- **WHAT THE TASK REQUIRES**
Your task is to extract every entry that follows word for word while excluding the pictures.

..............................

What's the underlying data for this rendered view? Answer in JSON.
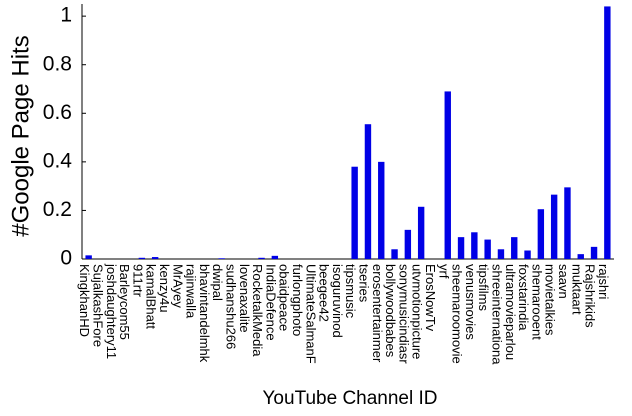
{
  "chart_data": {
    "type": "bar",
    "y_label": "#Google Page Hits",
    "x_label": "YouTube Channel ID",
    "categories": [
      "KingkhanHD",
      "SujalkashFore",
      "joshdaughtery11",
      "Barleycom55",
      "911rtr",
      "kamalBhatt",
      "kenzy4u",
      "MrAyey",
      "rajinwalla",
      "bhavintandelmhk",
      "dwipal",
      "sudhanshu266",
      "lovenaxalite",
      "RocketalkMedia",
      "IndiaDefence",
      "obaidpeace",
      "furlongphoto",
      "UltimateSalmanF",
      "beegee42",
      "isoguruvinod",
      "tipsmusic",
      "tseries",
      "erosentertainmer",
      "bollywoodbabes",
      "sonymusicindiasr",
      "utvmotionpicture",
      "ErosNowTv",
      "yrf",
      "sheemaroomovie",
      "venusmovies",
      "tipsfilms",
      "shreeinternationa",
      "ultramovieparlou",
      "foxstarindia",
      "shemarooent",
      "movietalkies",
      "saavn",
      "muktaart",
      "Rajshrikids",
      "rajshri"
    ],
    "values": [
      0.015,
      0,
      0,
      0,
      0.005,
      0.008,
      0,
      0,
      0,
      0,
      0.003,
      0,
      0,
      0.005,
      0.013,
      0,
      0,
      0,
      0,
      0,
      0.38,
      0.555,
      0.4,
      0.04,
      0.12,
      0.215,
      0,
      0.69,
      0.09,
      0.11,
      0.08,
      0.04,
      0.09,
      0.035,
      0.205,
      0.265,
      0.295,
      0.02,
      0.05,
      1.04
    ],
    "color": "#0000e6",
    "ylim": [
      0,
      1.05
    ],
    "yticks": [
      0,
      0.2,
      0.4,
      0.6,
      0.8,
      1
    ]
  }
}
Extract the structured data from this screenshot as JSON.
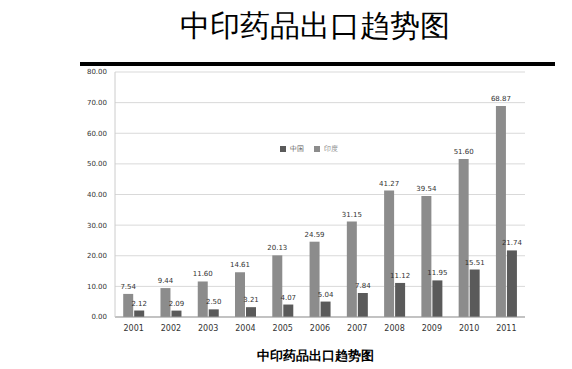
{
  "chart_data": {
    "type": "bar",
    "title": "中印药品出口趋势图",
    "subtitle": "中印药品出口趋势图",
    "categories": [
      "2001",
      "2002",
      "2003",
      "2004",
      "2005",
      "2006",
      "2007",
      "2008",
      "2009",
      "2010",
      "2011"
    ],
    "series": [
      {
        "name": "印度",
        "color": "#8c8c8c",
        "values": [
          7.54,
          9.44,
          11.6,
          14.61,
          20.13,
          24.59,
          31.15,
          41.27,
          39.54,
          51.6,
          68.87
        ],
        "value_labels": [
          "7.54",
          "9.44",
          "11.60",
          "14.61",
          "20.13",
          "24.59",
          "31.15",
          "41.27",
          "39.54",
          "51.60",
          "68.87"
        ]
      },
      {
        "name": "中国",
        "color": "#5a5a5a",
        "values": [
          2.12,
          2.09,
          2.5,
          3.21,
          4.07,
          5.04,
          7.84,
          11.12,
          11.95,
          15.51,
          21.74
        ],
        "value_labels": [
          "2.12",
          "2.09",
          "2.50",
          "3.21",
          "4.07",
          "5.04",
          "7.84",
          "11.12",
          "11.95",
          "15.51",
          "21.74"
        ]
      }
    ],
    "ylim": [
      0,
      80
    ],
    "yticks": [
      {
        "value": 0,
        "label": "0.00"
      },
      {
        "value": 10,
        "label": "10.00"
      },
      {
        "value": 20,
        "label": "20.00"
      },
      {
        "value": 30,
        "label": "30.00"
      },
      {
        "value": 40,
        "label": "40.00"
      },
      {
        "value": 50,
        "label": "50.00"
      },
      {
        "value": 60,
        "label": "60.00"
      },
      {
        "value": 70,
        "label": "70.00"
      },
      {
        "value": 80,
        "label": "80.00"
      }
    ],
    "grid": true,
    "legend": "upper left",
    "data_labels": true
  }
}
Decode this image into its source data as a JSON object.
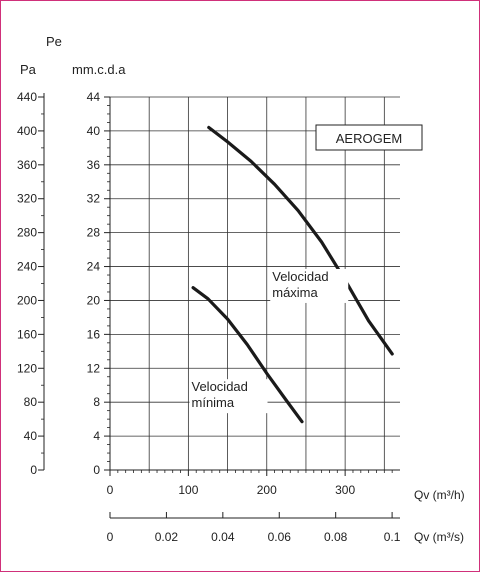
{
  "chart_data": {
    "type": "line",
    "title": "",
    "label_pe": "Pe",
    "unit_pa": "Pa",
    "unit_mmcda": "mm.c.d.a",
    "xlabel": "Qv (m³/h)",
    "xlabel2": "Qv (m³/s)",
    "legend_box": "AEROGEM",
    "xlim": [
      0,
      370
    ],
    "ylim": [
      0,
      44
    ],
    "ylim_pa": [
      0,
      440
    ],
    "xlim2": [
      0,
      0.1028
    ],
    "x_ticks": [
      "0",
      "100",
      "200",
      "300"
    ],
    "x_tick_values": [
      0,
      100,
      200,
      300
    ],
    "x2_ticks": [
      "0",
      "0.02",
      "0.04",
      "0.06",
      "0.08",
      "0.1"
    ],
    "x2_tick_values": [
      0,
      0.02,
      0.04,
      0.06,
      0.08,
      0.1
    ],
    "y_ticks": [
      "0",
      "4",
      "8",
      "12",
      "16",
      "20",
      "24",
      "28",
      "32",
      "36",
      "40",
      "44"
    ],
    "y_tick_values": [
      0,
      4,
      8,
      12,
      16,
      20,
      24,
      28,
      32,
      36,
      40,
      44
    ],
    "y_pa_ticks": [
      "0",
      "40",
      "80",
      "120",
      "160",
      "200",
      "240",
      "280",
      "320",
      "360",
      "400",
      "440"
    ],
    "y_pa_tick_values": [
      0,
      40,
      80,
      120,
      160,
      200,
      240,
      280,
      320,
      360,
      400,
      440
    ],
    "grid": true,
    "series": [
      {
        "label_line1": "Velocidad",
        "label_line2": "máxima",
        "label_at": [
          207,
          22.3
        ],
        "x": [
          126,
          150,
          180,
          210,
          240,
          270,
          300,
          330,
          360
        ],
        "y": [
          40.4,
          38.7,
          36.4,
          33.7,
          30.6,
          26.9,
          22.4,
          17.6,
          13.7
        ]
      },
      {
        "label_line1": "Velocidad",
        "label_line2": "mínima",
        "label_at": [
          104,
          9.3
        ],
        "x": [
          106,
          125,
          150,
          175,
          200,
          225,
          245
        ],
        "y": [
          21.5,
          20.2,
          17.8,
          14.8,
          11.4,
          8.2,
          5.7
        ]
      }
    ]
  }
}
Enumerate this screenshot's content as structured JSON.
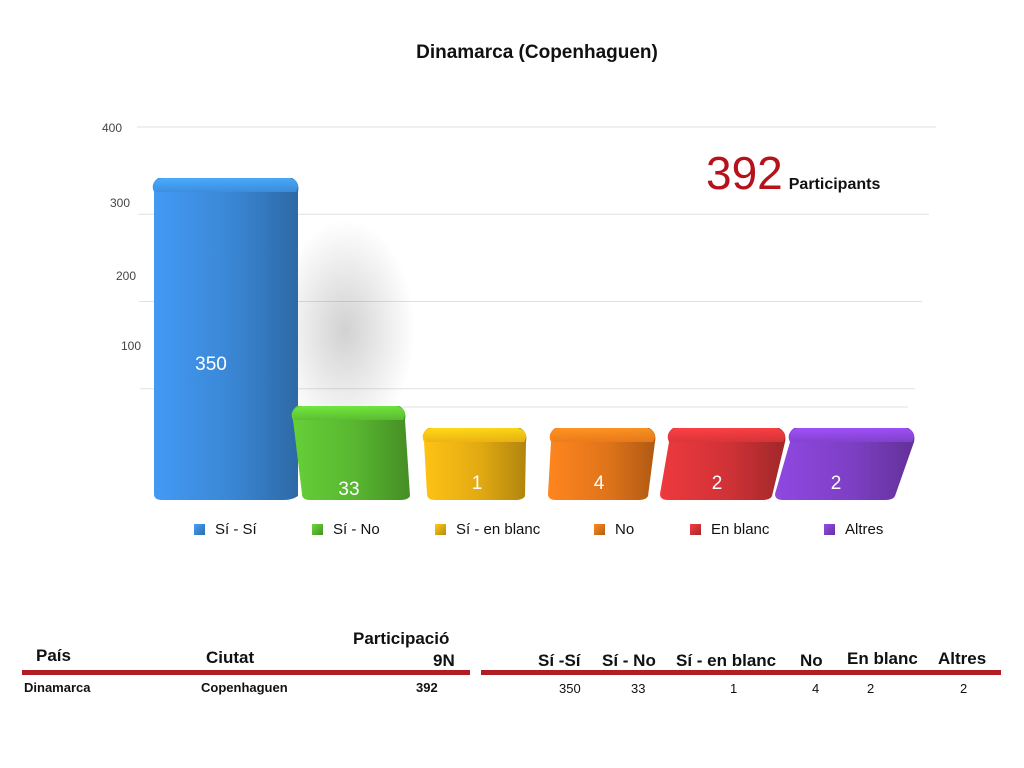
{
  "chart_data": {
    "type": "bar",
    "title": "Dinamarca (Copenhaguen)",
    "categories": [
      "Sí - Sí",
      "Sí - No",
      "Sí - en blanc",
      "No",
      "En blanc",
      "Altres"
    ],
    "values": [
      350,
      33,
      1,
      4,
      2,
      2
    ],
    "value_labels": [
      "350",
      "33",
      "1",
      "4",
      "2",
      "2"
    ],
    "colors": [
      "#3a86d4",
      "#58b530",
      "#e2aa12",
      "#e0741a",
      "#cf3236",
      "#7d3fc4"
    ],
    "yticks": [
      "100",
      "200",
      "300",
      "400"
    ],
    "ylim": [
      0,
      400
    ],
    "grid": true,
    "legend": "bottom"
  },
  "participants": {
    "value": "392",
    "label": "Participants"
  },
  "table": {
    "left_headers": [
      "País",
      "Ciutat",
      "Participació",
      "9N"
    ],
    "left_row": [
      "Dinamarca",
      "Copenhaguen",
      "392"
    ],
    "right_headers": [
      "Sí -Sí",
      "Sí - No",
      "Sí - en blanc",
      "No",
      "En blanc",
      "Altres"
    ],
    "right_row": [
      "350",
      "33",
      "1",
      "4",
      "2",
      "2"
    ]
  }
}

..............................

- **SOLUTION FOR THIS PROBLEM**
What's the underlying data for this rendered view? Answer in JSON.
{
  "chart_data": {
    "type": "bar",
    "y_label": "#Google Page Hits",
    "x_label": "YouTube Channel ID",
    "categories": [
      "KingkhanHD",
      "SujalkashFore",
      "joshdaughtery11",
      "Barleycom55",
      "911rtr",
      "kamalBhatt",
      "kenzy4u",
      "MrAyey",
      "rajinwalla",
      "bhavintandelmhk",
      "dwipal",
      "sudhanshu266",
      "lovenaxalite",
      "RocketalkMedia",
      "IndiaDefence",
      "obaidpeace",
      "furlongphoto",
      "UltimateSalmanF",
      "beegee42",
      "isoguruvinod",
      "tipsmusic",
      "tseries",
      "erosentertainmer",
      "bollywoodbabes",
      "sonymusicindiasr",
      "utvmotionpicture",
      "ErosNowTv",
      "yrf",
      "sheemaroomovie",
      "venusmovies",
      "tipsfilms",
      "shreeinternationa",
      "ultramovieparlou",
      "foxstarindia",
      "shemarooent",
      "movietalkies",
      "saavn",
      "muktaart",
      "Rajshrikids",
      "rajshri"
    ],
    "values": [
      0.015,
      0,
      0,
      0,
      0.005,
      0.008,
      0,
      0,
      0,
      0,
      0.003,
      0,
      0,
      0.005,
      0.013,
      0,
      0,
      0,
      0,
      0,
      0.38,
      0.555,
      0.4,
      0.04,
      0.12,
      0.215,
      0,
      0.69,
      0.09,
      0.11,
      0.08,
      0.04,
      0.09,
      0.035,
      0.205,
      0.265,
      0.295,
      0.02,
      0.05,
      1.04
    ],
    "color": "#0000e6",
    "ylim": [
      0,
      1.05
    ],
    "yticks": [
      0,
      0.2,
      0.4,
      0.6,
      0.8,
      1
    ]
  }
}
Extract the structured data from this screenshot as JSON.
{
  "chart_data": {
    "type": "bar",
    "title": "中印药品出口趋势图",
    "subtitle": "中印药品出口趋势图",
    "categories": [
      "2001",
      "2002",
      "2003",
      "2004",
      "2005",
      "2006",
      "2007",
      "2008",
      "2009",
      "2010",
      "2011"
    ],
    "series": [
      {
        "name": "印度",
        "color": "#8c8c8c",
        "values": [
          7.54,
          9.44,
          11.6,
          14.61,
          20.13,
          24.59,
          31.15,
          41.27,
          39.54,
          51.6,
          68.87
        ],
        "value_labels": [
          "7.54",
          "9.44",
          "11.60",
          "14.61",
          "20.13",
          "24.59",
          "31.15",
          "41.27",
          "39.54",
          "51.60",
          "68.87"
        ]
      },
      {
        "name": "中国",
        "color": "#5a5a5a",
        "values": [
          2.12,
          2.09,
          2.5,
          3.21,
          4.07,
          5.04,
          7.84,
          11.12,
          11.95,
          15.51,
          21.74
        ],
        "value_labels": [
          "2.12",
          "2.09",
          "2.50",
          "3.21",
          "4.07",
          "5.04",
          "7.84",
          "11.12",
          "11.95",
          "15.51",
          "21.74"
        ]
      }
    ],
    "ylim": [
      0,
      80
    ],
    "yticks": [
      {
        "value": 0,
        "label": "0.00"
      },
      {
        "value": 10,
        "label": "10.00"
      },
      {
        "value": 20,
        "label": "20.00"
      },
      {
        "value": 30,
        "label": "30.00"
      },
      {
        "value": 40,
        "label": "40.00"
      },
      {
        "value": 50,
        "label": "50.00"
      },
      {
        "value": 60,
        "label": "60.00"
      },
      {
        "value": 70,
        "label": "70.00"
      },
      {
        "value": 80,
        "label": "80.00"
      }
    ],
    "grid": true,
    "legend": "upper left",
    "data_labels": true
  }
}
Decode this image into its source data as a JSON object.
{
  "chart_data": {
    "type": "line",
    "title": "",
    "label_pe": "Pe",
    "unit_pa": "Pa",
    "unit_mmcda": "mm.c.d.a",
    "xlabel": "Qv (m³/h)",
    "xlabel2": "Qv (m³/s)",
    "legend_box": "AEROGEM",
    "xlim": [
      0,
      370
    ],
    "ylim": [
      0,
      44
    ],
    "ylim_pa": [
      0,
      440
    ],
    "xlim2": [
      0,
      0.1028
    ],
    "x_ticks": [
      "0",
      "100",
      "200",
      "300"
    ],
    "x_tick_values": [
      0,
      100,
      200,
      300
    ],
    "x2_ticks": [
      "0",
      "0.02",
      "0.04",
      "0.06",
      "0.08",
      "0.1"
    ],
    "x2_tick_values": [
      0,
      0.02,
      0.04,
      0.06,
      0.08,
      0.1
    ],
    "y_ticks": [
      "0",
      "4",
      "8",
      "12",
      "16",
      "20",
      "24",
      "28",
      "32",
      "36",
      "40",
      "44"
    ],
    "y_tick_values": [
      0,
      4,
      8,
      12,
      16,
      20,
      24,
      28,
      32,
      36,
      40,
      44
    ],
    "y_pa_ticks": [
      "0",
      "40",
      "80",
      "120",
      "160",
      "200",
      "240",
      "280",
      "320",
      "360",
      "400",
      "440"
    ],
    "y_pa_tick_values": [
      0,
      40,
      80,
      120,
      160,
      200,
      240,
      280,
      320,
      360,
      400,
      440
    ],
    "grid": true,
    "series": [
      {
        "label_line1": "Velocidad",
        "label_line2": "máxima",
        "label_at": [
          207,
          22.3
        ],
        "x": [
          126,
          150,
          180,
          210,
          240,
          270,
          300,
          330,
          360
        ],
        "y": [
          40.4,
          38.7,
          36.4,
          33.7,
          30.6,
          26.9,
          22.4,
          17.6,
          13.7
        ]
      },
      {
        "label_line1": "Velocidad",
        "label_line2": "mínima",
        "label_at": [
          104,
          9.3
        ],
        "x": [
          106,
          125,
          150,
          175,
          200,
          225,
          245
        ],
        "y": [
          21.5,
          20.2,
          17.8,
          14.8,
          11.4,
          8.2,
          5.7
        ]
      }
    ]
  }
}
Enumerate this screenshot's content as structured JSON.
{
  "chart_data": {
    "type": "bar",
    "title": "Dinamarca (Copenhaguen)",
    "categories": [
      "Sí - Sí",
      "Sí - No",
      "Sí - en blanc",
      "No",
      "En blanc",
      "Altres"
    ],
    "values": [
      350,
      33,
      1,
      4,
      2,
      2
    ],
    "value_labels": [
      "350",
      "33",
      "1",
      "4",
      "2",
      "2"
    ],
    "colors": [
      "#3a86d4",
      "#58b530",
      "#e2aa12",
      "#e0741a",
      "#cf3236",
      "#7d3fc4"
    ],
    "yticks": [
      "100",
      "200",
      "300",
      "400"
    ],
    "ylim": [
      0,
      400
    ],
    "grid": true,
    "legend": "bottom"
  },
  "participants": {
    "value": "392",
    "label": "Participants"
  },
  "table": {
    "left_headers": [
      "País",
      "Ciutat",
      "Participació",
      "9N"
    ],
    "left_row": [
      "Dinamarca",
      "Copenhaguen",
      "392"
    ],
    "right_headers": [
      "Sí -Sí",
      "Sí - No",
      "Sí - en blanc",
      "No",
      "En blanc",
      "Altres"
    ],
    "right_row": [
      "350",
      "33",
      "1",
      "4",
      "2",
      "2"
    ]
  }
}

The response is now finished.